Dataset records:

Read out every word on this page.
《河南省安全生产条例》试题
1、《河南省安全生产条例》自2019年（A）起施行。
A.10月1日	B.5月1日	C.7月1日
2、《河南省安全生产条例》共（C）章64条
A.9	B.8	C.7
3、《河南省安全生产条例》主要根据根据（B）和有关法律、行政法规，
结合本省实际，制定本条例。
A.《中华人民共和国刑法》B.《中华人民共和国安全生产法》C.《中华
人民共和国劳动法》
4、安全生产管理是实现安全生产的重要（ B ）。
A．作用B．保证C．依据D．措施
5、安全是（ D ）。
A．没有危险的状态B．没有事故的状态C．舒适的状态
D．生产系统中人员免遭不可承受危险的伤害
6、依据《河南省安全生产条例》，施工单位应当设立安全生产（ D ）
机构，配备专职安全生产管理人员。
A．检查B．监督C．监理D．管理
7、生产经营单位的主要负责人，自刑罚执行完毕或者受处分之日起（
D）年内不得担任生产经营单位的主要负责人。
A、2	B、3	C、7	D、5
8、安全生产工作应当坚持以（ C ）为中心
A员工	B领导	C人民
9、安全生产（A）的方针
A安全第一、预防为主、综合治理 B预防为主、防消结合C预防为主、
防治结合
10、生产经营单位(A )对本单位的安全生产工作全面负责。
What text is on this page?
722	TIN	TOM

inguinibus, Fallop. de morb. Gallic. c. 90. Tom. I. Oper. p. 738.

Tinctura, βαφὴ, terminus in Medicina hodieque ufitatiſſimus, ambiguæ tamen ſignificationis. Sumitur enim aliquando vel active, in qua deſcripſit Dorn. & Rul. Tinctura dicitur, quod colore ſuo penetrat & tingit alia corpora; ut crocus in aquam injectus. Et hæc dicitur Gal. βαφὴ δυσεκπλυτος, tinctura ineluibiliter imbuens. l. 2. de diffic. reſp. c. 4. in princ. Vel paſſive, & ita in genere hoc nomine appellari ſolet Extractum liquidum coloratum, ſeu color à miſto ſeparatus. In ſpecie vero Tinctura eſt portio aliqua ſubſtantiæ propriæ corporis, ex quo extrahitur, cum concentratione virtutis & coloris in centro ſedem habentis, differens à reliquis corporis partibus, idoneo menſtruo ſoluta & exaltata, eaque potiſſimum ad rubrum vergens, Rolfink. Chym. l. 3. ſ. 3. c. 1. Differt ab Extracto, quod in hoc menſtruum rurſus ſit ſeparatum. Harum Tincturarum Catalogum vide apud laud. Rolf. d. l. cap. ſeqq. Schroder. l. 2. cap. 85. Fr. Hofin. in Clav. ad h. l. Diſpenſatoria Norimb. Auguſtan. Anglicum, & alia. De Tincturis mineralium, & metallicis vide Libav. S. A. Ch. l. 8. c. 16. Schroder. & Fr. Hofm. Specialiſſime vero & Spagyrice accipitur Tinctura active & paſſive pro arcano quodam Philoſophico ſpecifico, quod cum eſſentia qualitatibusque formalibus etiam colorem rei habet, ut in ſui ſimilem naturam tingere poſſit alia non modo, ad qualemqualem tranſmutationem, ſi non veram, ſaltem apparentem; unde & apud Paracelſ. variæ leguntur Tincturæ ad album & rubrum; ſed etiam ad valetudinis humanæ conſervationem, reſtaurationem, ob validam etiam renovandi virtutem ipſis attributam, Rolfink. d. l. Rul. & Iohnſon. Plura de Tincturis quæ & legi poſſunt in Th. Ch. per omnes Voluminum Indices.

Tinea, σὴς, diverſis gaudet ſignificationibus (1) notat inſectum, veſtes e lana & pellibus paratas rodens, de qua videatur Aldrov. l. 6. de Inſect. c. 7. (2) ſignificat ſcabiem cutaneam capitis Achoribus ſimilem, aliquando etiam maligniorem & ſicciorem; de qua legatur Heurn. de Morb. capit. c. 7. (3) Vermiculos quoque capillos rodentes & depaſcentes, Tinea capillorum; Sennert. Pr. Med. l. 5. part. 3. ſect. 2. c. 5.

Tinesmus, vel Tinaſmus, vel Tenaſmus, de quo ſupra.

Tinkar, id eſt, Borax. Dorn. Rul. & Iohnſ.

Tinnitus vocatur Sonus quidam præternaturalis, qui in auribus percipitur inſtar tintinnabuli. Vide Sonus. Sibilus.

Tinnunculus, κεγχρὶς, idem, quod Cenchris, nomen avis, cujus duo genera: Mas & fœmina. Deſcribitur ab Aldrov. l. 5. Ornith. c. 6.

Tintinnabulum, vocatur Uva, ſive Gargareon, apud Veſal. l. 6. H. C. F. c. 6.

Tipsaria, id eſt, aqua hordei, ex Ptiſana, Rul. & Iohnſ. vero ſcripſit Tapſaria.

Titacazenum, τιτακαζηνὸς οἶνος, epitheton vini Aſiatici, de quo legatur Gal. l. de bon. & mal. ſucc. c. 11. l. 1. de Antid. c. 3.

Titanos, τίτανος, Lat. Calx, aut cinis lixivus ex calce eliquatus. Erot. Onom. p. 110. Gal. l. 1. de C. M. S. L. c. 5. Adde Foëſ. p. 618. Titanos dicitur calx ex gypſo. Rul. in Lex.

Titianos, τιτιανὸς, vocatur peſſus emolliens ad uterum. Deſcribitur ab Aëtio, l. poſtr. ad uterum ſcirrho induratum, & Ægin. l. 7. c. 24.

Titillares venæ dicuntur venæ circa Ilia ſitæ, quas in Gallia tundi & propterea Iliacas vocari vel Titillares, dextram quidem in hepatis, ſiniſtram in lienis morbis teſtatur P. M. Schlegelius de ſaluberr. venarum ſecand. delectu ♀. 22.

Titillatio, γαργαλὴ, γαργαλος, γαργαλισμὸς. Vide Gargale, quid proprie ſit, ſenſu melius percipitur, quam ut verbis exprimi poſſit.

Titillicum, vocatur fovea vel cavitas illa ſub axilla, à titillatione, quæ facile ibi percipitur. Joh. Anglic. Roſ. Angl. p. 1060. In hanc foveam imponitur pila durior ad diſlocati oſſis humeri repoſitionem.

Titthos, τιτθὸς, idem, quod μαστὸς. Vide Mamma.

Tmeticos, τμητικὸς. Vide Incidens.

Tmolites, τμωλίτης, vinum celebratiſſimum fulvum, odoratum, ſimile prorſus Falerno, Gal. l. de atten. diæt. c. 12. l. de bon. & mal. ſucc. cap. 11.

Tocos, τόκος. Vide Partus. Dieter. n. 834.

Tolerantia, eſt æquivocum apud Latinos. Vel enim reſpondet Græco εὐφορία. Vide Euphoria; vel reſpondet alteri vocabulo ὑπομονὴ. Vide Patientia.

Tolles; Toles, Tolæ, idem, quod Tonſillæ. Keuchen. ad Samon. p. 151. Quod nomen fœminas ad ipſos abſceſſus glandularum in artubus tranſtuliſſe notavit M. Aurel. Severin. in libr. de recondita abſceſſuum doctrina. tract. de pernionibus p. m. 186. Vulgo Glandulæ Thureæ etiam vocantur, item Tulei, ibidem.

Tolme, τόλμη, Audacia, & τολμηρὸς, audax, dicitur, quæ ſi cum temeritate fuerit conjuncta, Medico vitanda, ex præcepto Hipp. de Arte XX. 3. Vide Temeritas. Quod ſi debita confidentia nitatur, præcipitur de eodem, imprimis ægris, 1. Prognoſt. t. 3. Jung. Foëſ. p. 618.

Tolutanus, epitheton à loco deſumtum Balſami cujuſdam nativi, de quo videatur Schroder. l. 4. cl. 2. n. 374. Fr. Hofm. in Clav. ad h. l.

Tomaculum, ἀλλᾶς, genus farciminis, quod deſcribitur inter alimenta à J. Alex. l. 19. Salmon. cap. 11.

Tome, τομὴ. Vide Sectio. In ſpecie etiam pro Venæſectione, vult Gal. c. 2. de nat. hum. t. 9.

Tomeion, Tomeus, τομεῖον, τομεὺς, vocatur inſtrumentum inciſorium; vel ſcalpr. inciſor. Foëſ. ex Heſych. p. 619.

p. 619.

**Instructions to follow**.
Find the word "page" in the entries, and copy every line it shows up in.

**Completed task**.
Read out every word on this page.
What text is on this page?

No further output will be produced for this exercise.